■ What is expected ■
Every entry below must be repeated exactly; skip the pictures.

┌─ Exercise material

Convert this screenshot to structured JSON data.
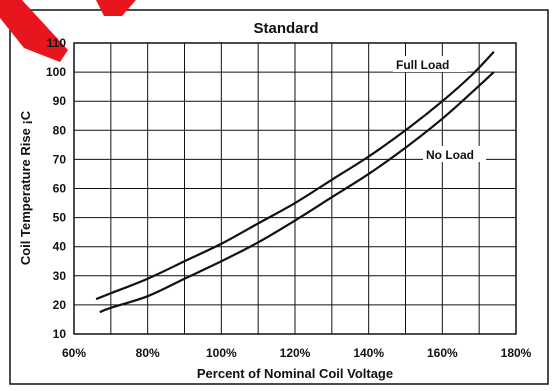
{
  "chart_data": {
    "type": "line",
    "title": "Standard",
    "xlabel": "Percent of Nominal Coil Voltage",
    "ylabel": "Coil Temperature Rise ¡C",
    "x_ticks": [
      60,
      80,
      100,
      120,
      140,
      160,
      180
    ],
    "x_tick_labels": [
      "60%",
      "80%",
      "100%",
      "120%",
      "140%",
      "160%",
      "180%"
    ],
    "y_ticks": [
      10,
      20,
      30,
      40,
      50,
      60,
      70,
      80,
      90,
      100,
      110
    ],
    "y_tick_labels": [
      "10",
      "20",
      "30",
      "40",
      "50",
      "60",
      "70",
      "80",
      "90",
      "100",
      "110"
    ],
    "xlim": [
      60,
      180
    ],
    "ylim": [
      10,
      110
    ],
    "grid": true,
    "series": [
      {
        "name": "Full Load",
        "x": [
          66,
          70,
          80,
          90,
          100,
          110,
          120,
          130,
          140,
          150,
          160,
          168,
          174
        ],
        "y": [
          22,
          24,
          29,
          35,
          41,
          48,
          55,
          63,
          71,
          80,
          90,
          99,
          107
        ]
      },
      {
        "name": "No Load",
        "x": [
          67,
          70,
          80,
          90,
          100,
          110,
          120,
          130,
          140,
          150,
          160,
          168,
          174
        ],
        "y": [
          17.5,
          19,
          23,
          29,
          35,
          41.5,
          49,
          57,
          65,
          74,
          84,
          93,
          100
        ]
      }
    ],
    "annotations": [
      "Full Load",
      "No Load"
    ],
    "accent_color": "#e8151e",
    "line_color": "#111111"
  }
}
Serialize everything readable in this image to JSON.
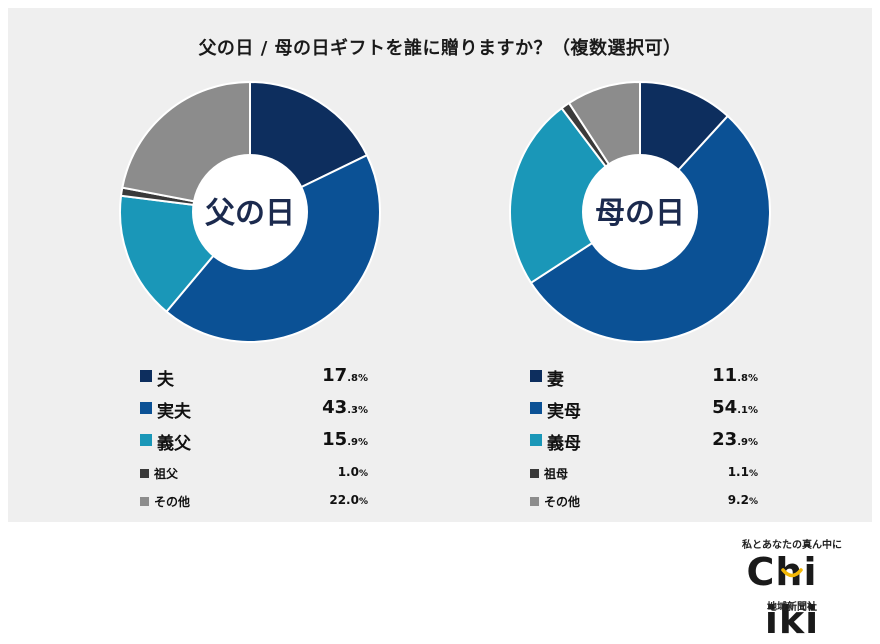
{
  "title": "父の日 / 母の日ギフトを誰に贈りますか？（複数選択可）",
  "chart_data": [
    {
      "type": "pie",
      "center_label": "父の日",
      "slices": [
        {
          "label": "夫",
          "value": 17.8,
          "color": "#0d2e5e",
          "emphasis": true
        },
        {
          "label": "実夫",
          "value": 43.3,
          "color": "#0b5195",
          "emphasis": true
        },
        {
          "label": "義父",
          "value": 15.9,
          "color": "#1a97b8",
          "emphasis": true
        },
        {
          "label": "祖父",
          "value": 1.0,
          "color": "#3a3a3a",
          "emphasis": false
        },
        {
          "label": "その他",
          "value": 22.0,
          "color": "#8c8c8c",
          "emphasis": false
        }
      ]
    },
    {
      "type": "pie",
      "center_label": "母の日",
      "slices": [
        {
          "label": "妻",
          "value": 11.8,
          "color": "#0d2e5e",
          "emphasis": true
        },
        {
          "label": "実母",
          "value": 54.1,
          "color": "#0b5195",
          "emphasis": true
        },
        {
          "label": "義母",
          "value": 23.9,
          "color": "#1a97b8",
          "emphasis": true
        },
        {
          "label": "祖母",
          "value": 1.1,
          "color": "#3a3a3a",
          "emphasis": false
        },
        {
          "label": "その他",
          "value": 9.2,
          "color": "#8c8c8c",
          "emphasis": false
        }
      ]
    }
  ],
  "value_unit": "%",
  "brand": {
    "tagline": "私とあなたの真ん中に",
    "logo_left": "Chi",
    "logo_right": "iki",
    "company": "地域新聞社",
    "accent_color": "#f2b705"
  }
}
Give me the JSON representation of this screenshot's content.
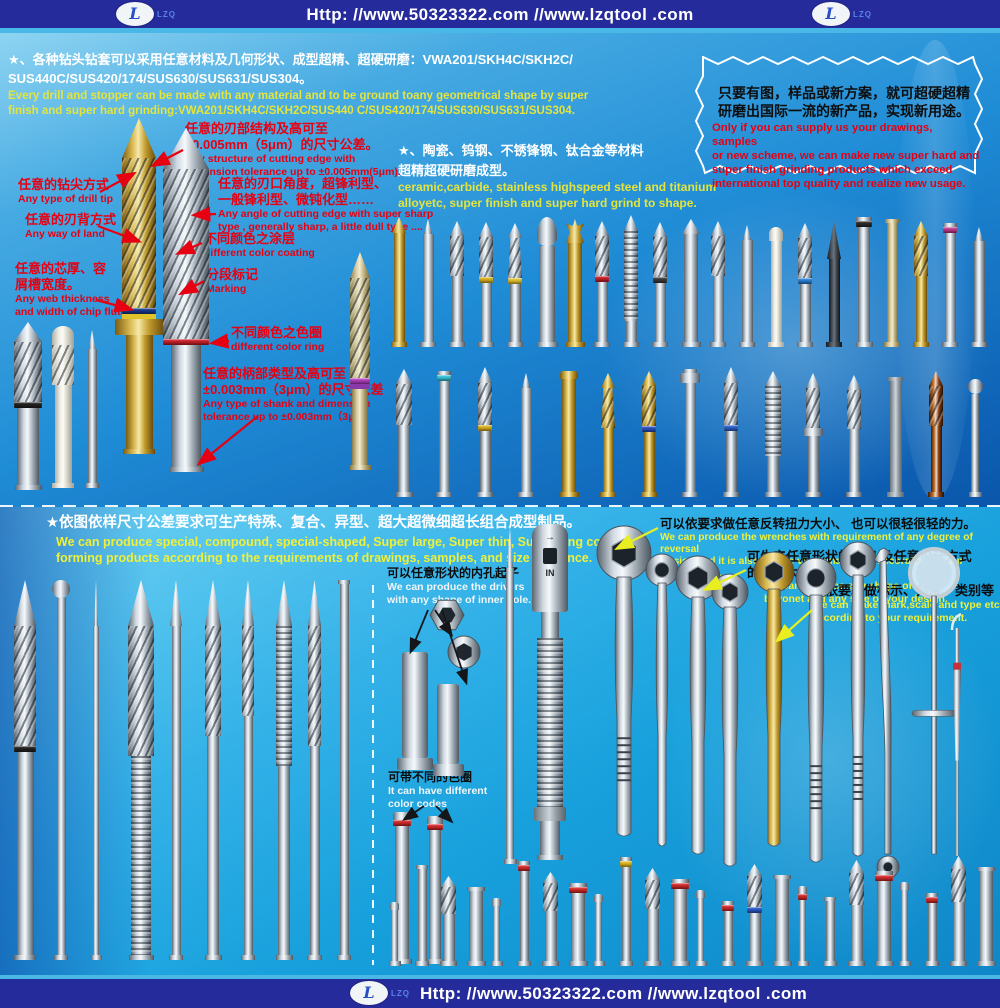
{
  "brand": {
    "logo_text": "LZQ",
    "url_text": "Http: //www.50323322.com   //www.lzqtool .com"
  },
  "top_section": {
    "intro_cn": "★、各种钻头钻套可以采用任意材料及几何形状、成型超精、超硬研磨：VWA201/SKH4C/SKH2C/\nSUS440C/SUS420/174/SUS630/SUS631/SUS304。",
    "intro_en": "Every drill and stopper can be made with any material and to be ground toany geometrical shape by super\nfinish and super hard grinding:VWA201/SKH4C/SKH2C/SUS440 C/SUS420/174/SUS630/SUS631/SUS304.",
    "materials_cn": "★、陶瓷、钨钢、不锈锋钢、钛合金等材料\n超精超硬研磨成型。",
    "materials_en": "ceramic,carbide, stainless highspeed steel and titanium\nalloyetc, super finish and super hard grind to shape.",
    "starburst_cn": "只要有图，样品或新方案，就可超硬超精\n研磨出国际一流的新产品，实现新用途。",
    "starburst_en": "Only if you can supply us your drawings, samples\nor new scheme, we can make new super hard and\nsuper finish grinding products which exceed\ninternational top quality and realize new usage.",
    "annotations": [
      {
        "cn": "任意的刃部结构及高可至\n±0.005mm（5μm）的尺寸公差。",
        "en": "Any structure of cutting edge with\ndimension tolerance up to ±0.005mm(5μm)."
      },
      {
        "cn": "任意的钻尖方式",
        "en": "Any type of drill tip"
      },
      {
        "cn": "任意的刃口角度，超锋利型、\n一般锋利型、微钝化型……",
        "en": "Any angle of cutting edge with super sharp\ntype , generally sharp, a little dull type ...."
      },
      {
        "cn": "任意的刃背方式",
        "en": "Any way of land"
      },
      {
        "cn": "不同颜色之涂层",
        "en": "different color coating"
      },
      {
        "cn": "任意的芯厚、容\n屑槽宽度。",
        "en": "Any web thickness\nand width of chip flute."
      },
      {
        "cn": "分段标记",
        "en": "Marking"
      },
      {
        "cn": "不同颜色之色圈",
        "en": "different color ring"
      },
      {
        "cn": "任意的柄部类型及高可至\n±0.003mm（3μm）的尺寸公差",
        "en": "Any type of shank and dimension\ntolerance up to ±0.003mm（3μm）"
      }
    ]
  },
  "middle_section": {
    "header_cn": "★依图依样尺寸公差要求可生产特殊、复合、异型、超大超微细超长组合成型制品。",
    "header_en": "We can produce special, compound, special-shaped, Super large, Super thin, Super long combined\nforming products according to the requirements of drawings, samples, and size tolerance.",
    "annotations": [
      {
        "cn": "可以依要求做任意反转扭力大小、 也可以很轻很轻的力。",
        "en": "We can produce the wrenches with requirement of any degree of reversal\ntorsion and it is also can be very small force according to your requirement."
      },
      {
        "cn": "可生产任意形状的卡口,及任意设计方式\n的规格大小",
        "en": "We can produce any shape of\nbayonet and any size of your design."
      },
      {
        "cn": "可依要求做标示、刻度、类别等",
        "en": "We can make mark,scale and type etc\naccording to your requirement."
      },
      {
        "cn": "可以任意形状的内孔起子",
        "en": "We can produce the drivers\nwith any shape of inner hole."
      },
      {
        "cn": "可带不同的色圈",
        "en": "It can have different\ncolor codes"
      }
    ],
    "torque_wrench_label": "IN"
  },
  "colors": {
    "bar_navy": "#262b9b",
    "accent_cyan": "#49b8e6",
    "annotation_red": "#e60012",
    "highlight_yellow": "#eef03a"
  }
}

└─

■ The output ■
Convert this screenshot to structured JSON data.
{
  "chart_data": {
    "type": "line",
    "title": "Standard",
    "xlabel": "Percent of Nominal Coil Voltage",
    "ylabel": "Coil Temperature Rise ¡C",
    "x_ticks": [
      60,
      80,
      100,
      120,
      140,
      160,
      180
    ],
    "x_tick_labels": [
      "60%",
      "80%",
      "100%",
      "120%",
      "140%",
      "160%",
      "180%"
    ],
    "y_ticks": [
      10,
      20,
      30,
      40,
      50,
      60,
      70,
      80,
      90,
      100,
      110
    ],
    "y_tick_labels": [
      "10",
      "20",
      "30",
      "40",
      "50",
      "60",
      "70",
      "80",
      "90",
      "100",
      "110"
    ],
    "xlim": [
      60,
      180
    ],
    "ylim": [
      10,
      110
    ],
    "grid": true,
    "series": [
      {
        "name": "Full Load",
        "x": [
          66,
          70,
          80,
          90,
          100,
          110,
          120,
          130,
          140,
          150,
          160,
          168,
          174
        ],
        "y": [
          22,
          24,
          29,
          35,
          41,
          48,
          55,
          63,
          71,
          80,
          90,
          99,
          107
        ]
      },
      {
        "name": "No Load",
        "x": [
          67,
          70,
          80,
          90,
          100,
          110,
          120,
          130,
          140,
          150,
          160,
          168,
          174
        ],
        "y": [
          17.5,
          19,
          23,
          29,
          35,
          41.5,
          49,
          57,
          65,
          74,
          84,
          93,
          100
        ]
      }
    ],
    "annotations": [
      "Full Load",
      "No Load"
    ],
    "accent_color": "#e8151e",
    "line_color": "#111111"
  }
}
Serialize everything readable in this image to JSON.
{
  "title": "父の日 / 母の日ギフトを誰に贈りますか？（複数選択可）",
  "chart_data": [
    {
      "type": "pie",
      "center_label": "父の日",
      "slices": [
        {
          "label": "夫",
          "value": 17.8,
          "color": "#0d2e5e",
          "emphasis": true
        },
        {
          "label": "実夫",
          "value": 43.3,
          "color": "#0b5195",
          "emphasis": true
        },
        {
          "label": "義父",
          "value": 15.9,
          "color": "#1a97b8",
          "emphasis": true
        },
        {
          "label": "祖父",
          "value": 1.0,
          "color": "#3a3a3a",
          "emphasis": false
        },
        {
          "label": "その他",
          "value": 22.0,
          "color": "#8c8c8c",
          "emphasis": false
        }
      ]
    },
    {
      "type": "pie",
      "center_label": "母の日",
      "slices": [
        {
          "label": "妻",
          "value": 11.8,
          "color": "#0d2e5e",
          "emphasis": true
        },
        {
          "label": "実母",
          "value": 54.1,
          "color": "#0b5195",
          "emphasis": true
        },
        {
          "label": "義母",
          "value": 23.9,
          "color": "#1a97b8",
          "emphasis": true
        },
        {
          "label": "祖母",
          "value": 1.1,
          "color": "#3a3a3a",
          "emphasis": false
        },
        {
          "label": "その他",
          "value": 9.2,
          "color": "#8c8c8c",
          "emphasis": false
        }
      ]
    }
  ],
  "value_unit": "%",
  "brand": {
    "tagline": "私とあなたの真ん中に",
    "logo_left": "Chi",
    "logo_right": "iki",
    "company": "地域新聞社",
    "accent_color": "#f2b705"
  }
}
Give me the JSON representation of this screenshot's content.
{
  "brand": {
    "logo_text": "LZQ",
    "url_text": "Http: //www.50323322.com   //www.lzqtool .com"
  },
  "top_section": {
    "intro_cn": "★、各种钻头钻套可以采用任意材料及几何形状、成型超精、超硬研磨：VWA201/SKH4C/SKH2C/\nSUS440C/SUS420/174/SUS630/SUS631/SUS304。",
    "intro_en": "Every drill and stopper can be made with any material and to be ground toany geometrical shape by super\nfinish and super hard grinding:VWA201/SKH4C/SKH2C/SUS440 C/SUS420/174/SUS630/SUS631/SUS304.",
    "materials_cn": "★、陶瓷、钨钢、不锈锋钢、钛合金等材料\n超精超硬研磨成型。",
    "materials_en": "ceramic,carbide, stainless highspeed steel and titanium\nalloyetc, super finish and super hard grind to shape.",
    "starburst_cn": "只要有图，样品或新方案，就可超硬超精\n研磨出国际一流的新产品，实现新用途。",
    "starburst_en": "Only if you can supply us your drawings, samples\nor new scheme, we can make new super hard and\nsuper finish grinding products which exceed\ninternational top quality and realize new usage.",
    "annotations": [
      {
        "cn": "任意的刃部结构及高可至\n±0.005mm（5μm）的尺寸公差。",
        "en": "Any structure of cutting edge with\ndimension tolerance up to ±0.005mm(5μm)."
      },
      {
        "cn": "任意的钻尖方式",
        "en": "Any type of drill tip"
      },
      {
        "cn": "任意的刃口角度，超锋利型、\n一般锋利型、微钝化型……",
        "en": "Any angle of cutting edge with super sharp\ntype , generally sharp, a little dull type ...."
      },
      {
        "cn": "任意的刃背方式",
        "en": "Any way of land"
      },
      {
        "cn": "不同颜色之涂层",
        "en": "different color coating"
      },
      {
        "cn": "任意的芯厚、容\n屑槽宽度。",
        "en": "Any web thickness\nand width of chip flute."
      },
      {
        "cn": "分段标记",
        "en": "Marking"
      },
      {
        "cn": "不同颜色之色圈",
        "en": "different color ring"
      },
      {
        "cn": "任意的柄部类型及高可至\n±0.003mm（3μm）的尺寸公差",
        "en": "Any type of shank and dimension\ntolerance up to ±0.003mm（3μm）"
      }
    ]
  },
  "middle_section": {
    "header_cn": "★依图依样尺寸公差要求可生产特殊、复合、异型、超大超微细超长组合成型制品。",
    "header_en": "We can produce special, compound, special-shaped, Super large, Super thin, Super long combined\nforming products according to the requirements of drawings, samples, and size tolerance.",
    "annotations": [
      {
        "cn": "可以依要求做任意反转扭力大小、 也可以很轻很轻的力。",
        "en": "We can produce the wrenches with requirement of any degree of reversal\ntorsion and it is also can be very small force according to your requirement."
      },
      {
        "cn": "可生产任意形状的卡口,及任意设计方式\n的规格大小",
        "en": "We can produce any shape of\nbayonet and any size of your design."
      },
      {
        "cn": "可依要求做标示、刻度、类别等",
        "en": "We can make mark,scale and type etc\naccording to your requirement."
      },
      {
        "cn": "可以任意形状的内孔起子",
        "en": "We can produce the drivers\nwith any shape of inner hole."
      },
      {
        "cn": "可带不同的色圈",
        "en": "It can have different\ncolor codes"
      }
    ],
    "torque_wrench_label": "IN"
  },
  "colors": {
    "bar_navy": "#262b9b",
    "accent_cyan": "#49b8e6",
    "annotation_red": "#e60012",
    "highlight_yellow": "#eef03a"
  }
}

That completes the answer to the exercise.